■ Your goal ■
Count how many lines of the entries contain the word "Other", treating uppercase and lowercase letters as distinct, and give only that number.

■ Entries drawn from a collection ■
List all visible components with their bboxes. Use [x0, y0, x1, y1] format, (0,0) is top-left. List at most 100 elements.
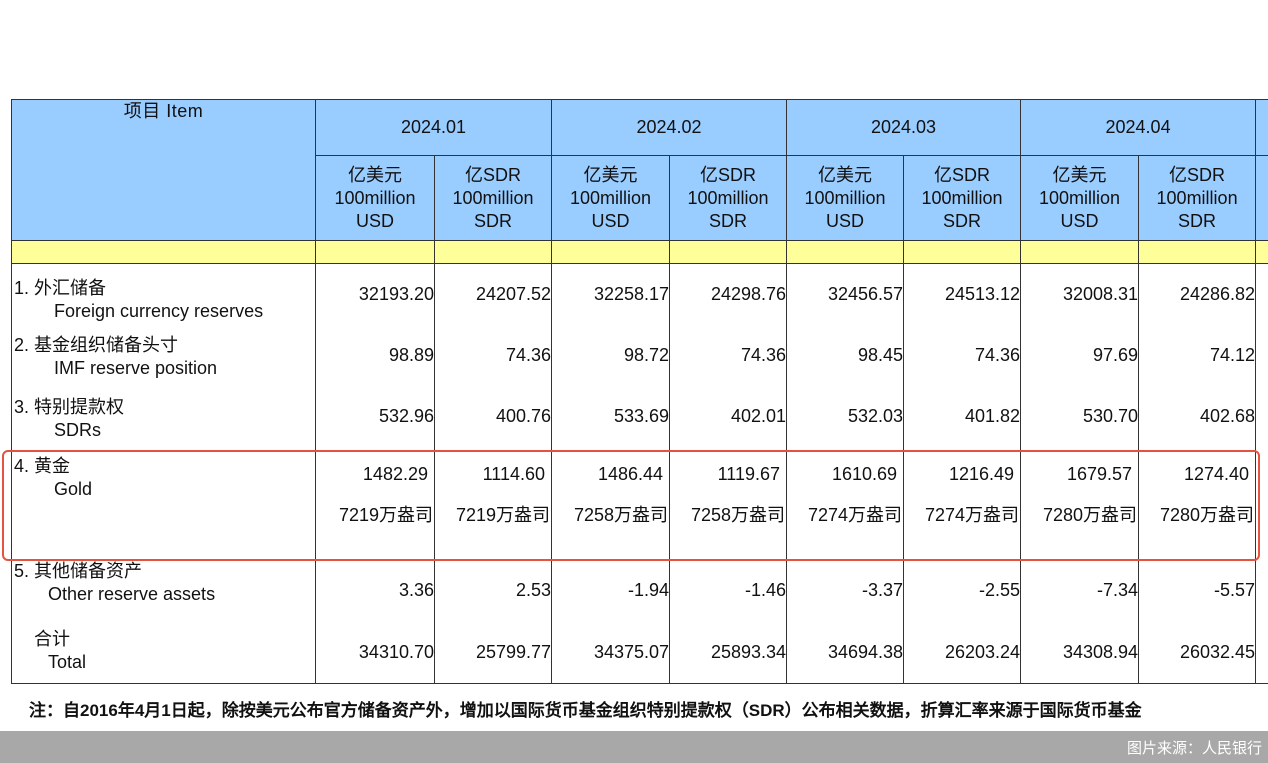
value-cell: 530.70 — [1020, 385, 1140, 447]
footer-bar: 图片来源：人民银行 — [0, 731, 1268, 763]
value-cell: 26032.45 — [1138, 621, 1257, 684]
cut-cell — [1255, 385, 1268, 447]
table-row: 合计 Total 34310.70 25799.77 34375.07 25893.34 3… — [11, 621, 1268, 684]
table-row: 2. 基金组织储备头寸 IMF reserve position 98.89 74.3… — [11, 324, 1268, 386]
value-cell: 401.82 — [903, 385, 1022, 447]
row-label: 3. 特别提款权 SDRs — [11, 385, 316, 447]
unit-sdr-header: 亿SDR 100million SDR — [1138, 155, 1257, 241]
value-cell: 1679.57 7280万盎司 — [1020, 446, 1140, 560]
value-cell: 24207.52 — [433, 263, 553, 325]
gold-value: 1610.69 — [831, 463, 898, 484]
reserves-table: 项目 Item 2024.01 2024.02 2024.03 2024.04 … — [11, 99, 1268, 684]
value-cell: 26203.24 — [903, 621, 1022, 684]
value-cell: 34694.38 — [786, 621, 905, 684]
gold-ounces: 7219万盎司 — [455, 504, 551, 525]
gold-ounces: 7258万盎司 — [690, 504, 786, 525]
value-cell: 74.12 — [1138, 324, 1257, 386]
image-source: 图片来源：人民银行 — [1126, 740, 1262, 757]
value-cell: 74.36 — [669, 324, 788, 386]
value-cell: 532.96 — [315, 385, 435, 447]
value-cell: 34310.70 — [315, 621, 435, 684]
gold-ounces: 7274万盎司 — [807, 504, 903, 525]
item-header: 项目 Item — [11, 99, 316, 241]
value-cell: 1486.44 7258万盎司 — [551, 446, 671, 560]
value-cell: 74.36 — [433, 324, 553, 386]
row-label-en: SDRs — [54, 419, 102, 440]
unit-header-cut — [1255, 155, 1268, 241]
value-cell: 1119.67 7258万盎司 — [669, 446, 788, 560]
value-cell: 97.69 — [1020, 324, 1140, 386]
row-label-cn: 3. 特别提款权 — [14, 396, 125, 417]
period-header-cut — [1255, 99, 1268, 156]
table-row: 4. 黄金 Gold 1482.29 7219万盎司 1114.60 7219万盎司 148… — [11, 446, 1268, 560]
value-cell: 3.36 — [315, 559, 435, 622]
gold-value: 1216.49 — [948, 463, 1015, 484]
value-cell: 402.68 — [1138, 385, 1257, 447]
row-label: 4. 黄金 Gold — [11, 446, 316, 560]
value-cell: 1274.40 7280万盎司 — [1138, 446, 1257, 560]
gold-ounces: 7258万盎司 — [573, 504, 669, 525]
period-header: 2024.04 — [1020, 99, 1257, 156]
cut-cell — [1255, 621, 1268, 684]
unit-sdr-header: 亿SDR 100million SDR — [903, 155, 1022, 241]
value-cell: 2.53 — [433, 559, 553, 622]
row-label-cn: 合计 — [34, 628, 70, 649]
row-label-cn: 5. 其他储备资产 — [14, 560, 143, 581]
value-cell: -1.46 — [669, 559, 788, 622]
value-cell: 1482.29 7219万盎司 — [315, 446, 435, 560]
row-label-en: IMF reserve position — [54, 357, 218, 378]
unit-usd-header: 亿美元 100million USD — [1020, 155, 1140, 241]
value-cell: 532.03 — [786, 385, 905, 447]
period-header: 2024.02 — [551, 99, 788, 156]
gold-ounces: 7280万盎司 — [1043, 504, 1138, 525]
table-row: 3. 特别提款权 SDRs 532.96 400.76 533.69 402.01 532.… — [11, 385, 1268, 447]
row-label-cn: 1. 外汇储备 — [14, 278, 107, 298]
value-cell: 32008.31 — [1020, 263, 1140, 325]
row-label-en: Foreign currency reserves — [54, 301, 264, 321]
period-header: 2024.01 — [314, 99, 553, 156]
yellow-spacer-row — [11, 240, 1268, 264]
value-cell: 98.72 — [551, 324, 671, 386]
row-label-en: Gold — [54, 478, 93, 499]
unit-sdr-header: 亿SDR 100million SDR — [669, 155, 788, 241]
value-cell: 1216.49 7274万盎司 — [903, 446, 1022, 560]
value-cell: 32193.20 — [315, 263, 435, 325]
value-cell: 1114.60 7219万盎司 — [433, 446, 553, 560]
value-cell: 402.01 — [669, 385, 788, 447]
table-row: 5. 其他储备资产 Other reserve assets 3.36 2.53 -1.… — [11, 559, 1268, 622]
cut-cell — [1255, 324, 1268, 386]
value-cell: 74.36 — [903, 324, 1022, 386]
value-cell: -5.57 — [1138, 559, 1257, 622]
row-label: 1. 外汇储备 Foreign currency reserves — [11, 263, 316, 325]
value-cell: 32456.57 — [786, 263, 905, 325]
value-cell: 24513.12 — [903, 263, 1022, 325]
value-cell: 400.76 — [433, 385, 553, 447]
row-label: 5. 其他储备资产 Other reserve assets — [11, 559, 316, 622]
value-cell: 25893.34 — [669, 621, 788, 684]
value-cell: 32258.17 — [551, 263, 671, 325]
gold-value: 1482.29 — [362, 463, 428, 484]
footnote: 注：自2016年4月1日起，除按美元公布官方储备资产外，增加以国际货币基金组织特… — [29, 701, 1142, 720]
row-label-en: Total — [48, 651, 87, 672]
gold-ounces: 7280万盎司 — [1160, 504, 1255, 525]
period-header: 2024.03 — [786, 99, 1022, 156]
gold-value: 1274.40 — [1183, 463, 1250, 484]
gold-value: 1114.60 — [482, 463, 546, 484]
row-label: 合计 Total — [11, 621, 316, 684]
cut-cell — [1255, 446, 1268, 560]
unit-usd-header: 亿美元 100million USD — [551, 155, 671, 241]
value-cell: 25799.77 — [433, 621, 553, 684]
gold-value: 1679.57 — [1066, 463, 1133, 484]
value-cell: 34308.94 — [1020, 621, 1140, 684]
gold-value: 1486.44 — [597, 463, 664, 484]
value-cell: -7.34 — [1020, 559, 1140, 622]
table-row: 1. 外汇储备 Foreign currency reserves 32193.20… — [11, 263, 1268, 325]
value-cell: 98.45 — [786, 324, 905, 386]
gold-ounces: 7219万盎司 — [338, 504, 433, 525]
unit-usd-header: 亿美元 100million USD — [315, 155, 435, 241]
cut-cell — [1255, 263, 1268, 325]
row-label-cn: 4. 黄金 — [14, 455, 71, 476]
value-cell: 24298.76 — [669, 263, 788, 325]
row-label: 2. 基金组织储备头寸 IMF reserve position — [11, 324, 316, 386]
value-cell: 98.89 — [315, 324, 435, 386]
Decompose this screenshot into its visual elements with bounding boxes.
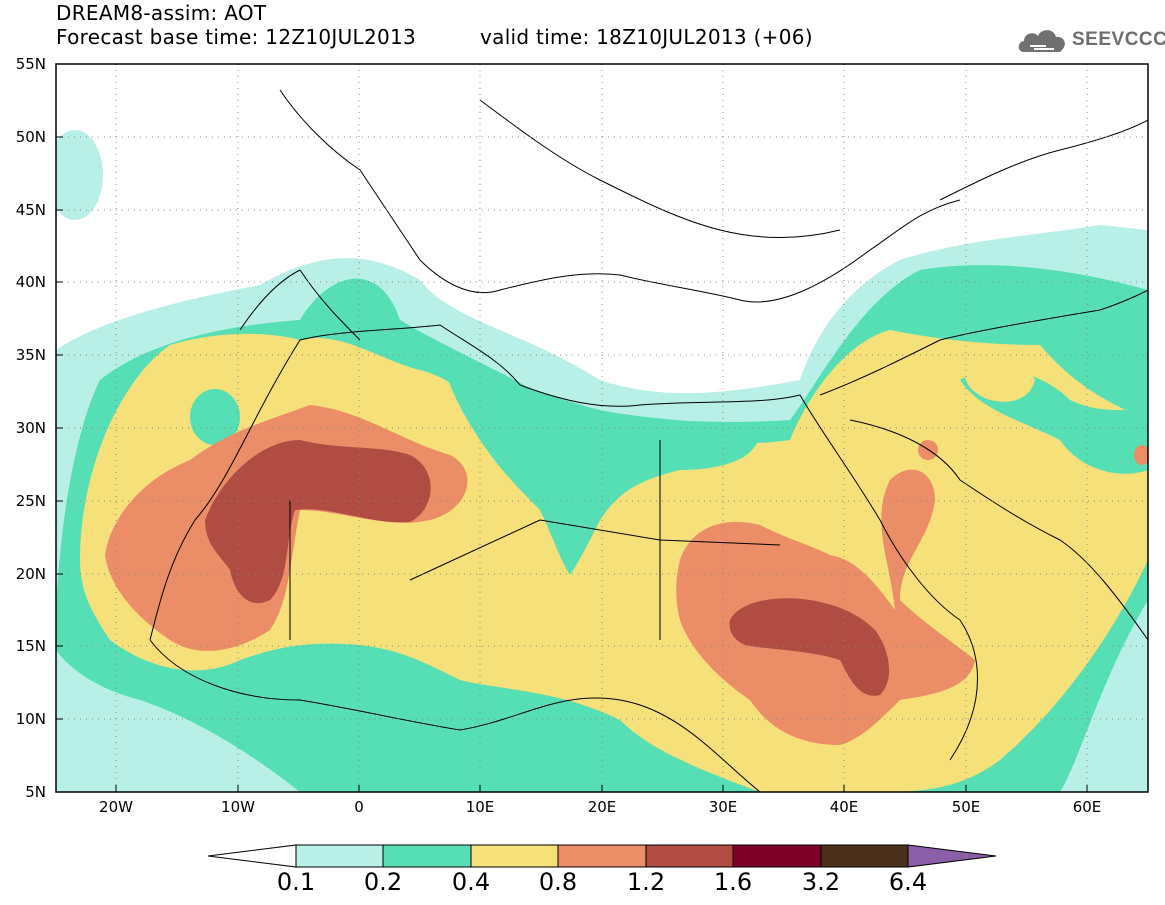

■ The output ■
2